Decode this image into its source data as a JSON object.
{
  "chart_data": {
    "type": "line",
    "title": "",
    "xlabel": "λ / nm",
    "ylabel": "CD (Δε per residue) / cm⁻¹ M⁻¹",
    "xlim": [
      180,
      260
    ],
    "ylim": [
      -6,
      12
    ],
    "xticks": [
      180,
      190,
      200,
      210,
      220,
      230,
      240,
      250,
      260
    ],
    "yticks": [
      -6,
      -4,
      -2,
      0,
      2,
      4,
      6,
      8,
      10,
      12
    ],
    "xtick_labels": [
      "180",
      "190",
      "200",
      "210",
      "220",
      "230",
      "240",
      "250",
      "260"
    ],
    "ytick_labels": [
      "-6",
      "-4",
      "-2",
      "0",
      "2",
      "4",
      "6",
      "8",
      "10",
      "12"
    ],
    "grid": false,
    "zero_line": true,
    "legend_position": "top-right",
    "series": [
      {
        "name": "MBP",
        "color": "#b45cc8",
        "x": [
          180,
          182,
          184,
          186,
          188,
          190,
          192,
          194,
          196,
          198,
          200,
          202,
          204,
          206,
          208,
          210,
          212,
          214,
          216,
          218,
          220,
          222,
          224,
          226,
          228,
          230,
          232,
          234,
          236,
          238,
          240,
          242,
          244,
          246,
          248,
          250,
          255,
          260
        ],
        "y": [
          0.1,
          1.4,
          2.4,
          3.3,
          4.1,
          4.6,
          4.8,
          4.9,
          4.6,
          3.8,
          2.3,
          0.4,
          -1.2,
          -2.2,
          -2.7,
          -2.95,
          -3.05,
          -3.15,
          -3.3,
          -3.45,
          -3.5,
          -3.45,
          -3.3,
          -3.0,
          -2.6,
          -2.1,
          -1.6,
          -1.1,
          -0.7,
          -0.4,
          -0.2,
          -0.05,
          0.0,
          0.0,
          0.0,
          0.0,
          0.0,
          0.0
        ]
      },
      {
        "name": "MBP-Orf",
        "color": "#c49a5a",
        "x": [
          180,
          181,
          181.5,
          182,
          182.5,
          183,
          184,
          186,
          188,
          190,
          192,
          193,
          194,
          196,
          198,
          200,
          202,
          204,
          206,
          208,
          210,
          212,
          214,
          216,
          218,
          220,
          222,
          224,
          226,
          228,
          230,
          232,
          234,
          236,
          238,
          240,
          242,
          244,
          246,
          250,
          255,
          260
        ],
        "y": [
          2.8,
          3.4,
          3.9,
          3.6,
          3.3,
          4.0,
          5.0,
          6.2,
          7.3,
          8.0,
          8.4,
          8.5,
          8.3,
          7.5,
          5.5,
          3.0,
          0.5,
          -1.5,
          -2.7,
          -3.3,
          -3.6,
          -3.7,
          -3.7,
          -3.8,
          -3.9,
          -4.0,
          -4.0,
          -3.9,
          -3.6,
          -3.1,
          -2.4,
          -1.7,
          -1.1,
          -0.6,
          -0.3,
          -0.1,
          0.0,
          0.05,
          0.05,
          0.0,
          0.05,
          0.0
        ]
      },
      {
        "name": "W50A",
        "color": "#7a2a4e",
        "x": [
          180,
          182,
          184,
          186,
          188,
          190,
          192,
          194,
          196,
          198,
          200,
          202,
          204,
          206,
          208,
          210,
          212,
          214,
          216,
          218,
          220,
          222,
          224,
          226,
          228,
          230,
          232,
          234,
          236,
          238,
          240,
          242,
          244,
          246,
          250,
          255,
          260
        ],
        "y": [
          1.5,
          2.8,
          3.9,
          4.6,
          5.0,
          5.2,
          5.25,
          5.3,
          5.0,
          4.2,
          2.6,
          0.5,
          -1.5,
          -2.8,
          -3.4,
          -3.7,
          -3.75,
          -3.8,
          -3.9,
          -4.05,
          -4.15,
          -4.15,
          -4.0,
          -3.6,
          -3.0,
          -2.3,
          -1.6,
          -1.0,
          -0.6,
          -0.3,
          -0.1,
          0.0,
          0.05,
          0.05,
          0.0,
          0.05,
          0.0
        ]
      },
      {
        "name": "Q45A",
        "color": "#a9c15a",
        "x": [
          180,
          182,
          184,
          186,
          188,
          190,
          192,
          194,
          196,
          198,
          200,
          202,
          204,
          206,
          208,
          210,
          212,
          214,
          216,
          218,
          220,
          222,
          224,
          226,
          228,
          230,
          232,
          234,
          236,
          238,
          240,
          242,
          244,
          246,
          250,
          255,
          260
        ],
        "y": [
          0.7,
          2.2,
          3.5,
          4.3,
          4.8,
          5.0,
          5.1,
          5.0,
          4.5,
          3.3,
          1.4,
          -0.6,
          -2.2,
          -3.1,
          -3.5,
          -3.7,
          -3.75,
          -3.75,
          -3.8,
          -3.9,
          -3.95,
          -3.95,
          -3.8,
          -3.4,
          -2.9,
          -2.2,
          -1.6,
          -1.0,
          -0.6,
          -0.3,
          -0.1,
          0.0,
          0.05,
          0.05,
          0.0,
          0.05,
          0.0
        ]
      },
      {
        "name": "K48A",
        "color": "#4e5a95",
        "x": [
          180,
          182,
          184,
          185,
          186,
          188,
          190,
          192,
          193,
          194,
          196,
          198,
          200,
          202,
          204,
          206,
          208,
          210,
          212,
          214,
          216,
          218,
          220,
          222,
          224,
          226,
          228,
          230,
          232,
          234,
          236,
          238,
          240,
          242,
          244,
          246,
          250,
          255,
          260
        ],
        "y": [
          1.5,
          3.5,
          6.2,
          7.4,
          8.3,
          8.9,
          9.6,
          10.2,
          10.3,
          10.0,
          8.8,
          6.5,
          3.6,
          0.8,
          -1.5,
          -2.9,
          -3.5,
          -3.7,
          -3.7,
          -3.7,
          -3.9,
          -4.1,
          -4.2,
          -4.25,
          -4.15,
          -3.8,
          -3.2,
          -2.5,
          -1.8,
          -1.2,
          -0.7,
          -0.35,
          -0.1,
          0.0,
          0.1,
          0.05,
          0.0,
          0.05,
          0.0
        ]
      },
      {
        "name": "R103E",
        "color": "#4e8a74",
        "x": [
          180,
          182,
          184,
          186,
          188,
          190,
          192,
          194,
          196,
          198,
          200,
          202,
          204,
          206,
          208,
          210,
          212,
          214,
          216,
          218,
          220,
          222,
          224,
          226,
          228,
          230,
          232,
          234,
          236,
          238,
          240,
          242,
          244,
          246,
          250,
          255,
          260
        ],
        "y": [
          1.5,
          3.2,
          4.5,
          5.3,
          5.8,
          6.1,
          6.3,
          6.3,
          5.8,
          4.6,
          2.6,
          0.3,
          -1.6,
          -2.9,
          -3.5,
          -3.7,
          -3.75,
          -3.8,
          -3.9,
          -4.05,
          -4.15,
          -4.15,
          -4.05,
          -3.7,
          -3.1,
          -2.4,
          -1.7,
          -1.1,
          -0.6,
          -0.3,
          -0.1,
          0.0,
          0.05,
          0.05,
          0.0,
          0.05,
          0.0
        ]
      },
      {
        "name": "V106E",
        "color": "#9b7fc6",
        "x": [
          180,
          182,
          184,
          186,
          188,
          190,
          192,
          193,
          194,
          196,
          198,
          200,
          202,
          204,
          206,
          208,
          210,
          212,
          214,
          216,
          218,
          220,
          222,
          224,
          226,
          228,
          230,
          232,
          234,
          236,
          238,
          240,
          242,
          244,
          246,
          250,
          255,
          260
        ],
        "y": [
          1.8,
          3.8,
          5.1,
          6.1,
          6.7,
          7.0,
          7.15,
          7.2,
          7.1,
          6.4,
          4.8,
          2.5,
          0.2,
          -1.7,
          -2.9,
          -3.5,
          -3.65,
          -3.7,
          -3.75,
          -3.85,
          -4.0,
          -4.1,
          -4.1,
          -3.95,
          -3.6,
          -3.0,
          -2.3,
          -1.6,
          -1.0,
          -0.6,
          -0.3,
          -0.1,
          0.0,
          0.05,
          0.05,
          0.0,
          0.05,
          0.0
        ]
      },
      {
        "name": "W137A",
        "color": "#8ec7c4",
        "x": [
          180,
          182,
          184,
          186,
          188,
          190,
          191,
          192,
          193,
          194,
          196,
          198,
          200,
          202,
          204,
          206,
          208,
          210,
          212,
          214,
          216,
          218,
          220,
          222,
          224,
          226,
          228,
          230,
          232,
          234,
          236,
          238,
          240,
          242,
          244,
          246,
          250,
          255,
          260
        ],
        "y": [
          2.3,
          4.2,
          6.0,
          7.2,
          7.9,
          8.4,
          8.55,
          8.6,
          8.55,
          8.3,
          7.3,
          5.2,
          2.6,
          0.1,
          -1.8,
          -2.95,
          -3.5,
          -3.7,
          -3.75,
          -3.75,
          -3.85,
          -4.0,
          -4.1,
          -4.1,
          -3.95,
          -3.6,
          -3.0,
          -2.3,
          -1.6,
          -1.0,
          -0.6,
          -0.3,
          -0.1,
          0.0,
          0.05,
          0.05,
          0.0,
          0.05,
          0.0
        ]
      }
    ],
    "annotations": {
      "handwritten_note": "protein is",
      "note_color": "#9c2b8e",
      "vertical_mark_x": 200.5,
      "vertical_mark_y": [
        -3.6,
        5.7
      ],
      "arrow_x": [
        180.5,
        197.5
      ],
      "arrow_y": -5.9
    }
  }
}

--------

*Assignment:* With the string "name" as the key, filter the data above and show the lines that match.

*Answer to this problem:*
        "name": "MBP",
        "name": "MBP-Orf",
        "name": "W50A",
        "name": "Q45A",
        "name": "K48A",
        "name": "R103E",
        "name": "V106E",
        "name": "W137A",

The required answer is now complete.